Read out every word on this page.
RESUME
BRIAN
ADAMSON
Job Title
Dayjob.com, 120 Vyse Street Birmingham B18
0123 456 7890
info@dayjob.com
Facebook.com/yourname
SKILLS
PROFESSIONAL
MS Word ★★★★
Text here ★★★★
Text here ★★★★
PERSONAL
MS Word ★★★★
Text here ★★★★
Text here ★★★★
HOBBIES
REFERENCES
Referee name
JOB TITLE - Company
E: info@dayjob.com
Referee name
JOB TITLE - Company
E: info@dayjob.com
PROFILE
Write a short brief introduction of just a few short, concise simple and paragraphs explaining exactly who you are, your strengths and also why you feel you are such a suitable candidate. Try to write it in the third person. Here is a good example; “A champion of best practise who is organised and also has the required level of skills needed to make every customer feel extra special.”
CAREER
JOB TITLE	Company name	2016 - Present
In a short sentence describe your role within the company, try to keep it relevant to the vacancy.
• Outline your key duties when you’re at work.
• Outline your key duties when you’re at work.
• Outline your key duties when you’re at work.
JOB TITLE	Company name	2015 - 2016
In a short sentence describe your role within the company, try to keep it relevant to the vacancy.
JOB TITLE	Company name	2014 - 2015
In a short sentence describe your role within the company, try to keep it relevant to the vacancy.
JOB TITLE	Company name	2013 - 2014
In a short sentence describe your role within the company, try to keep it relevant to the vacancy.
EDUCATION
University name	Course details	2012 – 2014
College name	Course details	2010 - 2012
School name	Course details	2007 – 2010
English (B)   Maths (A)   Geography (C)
──────
(Exercise aim): Gather from the entries above all lines that include the string "Course".

(Correct response):
University name	Course details	2012 – 2014
College name	Course details	2010 - 2012
School name	Course details	2007 – 2010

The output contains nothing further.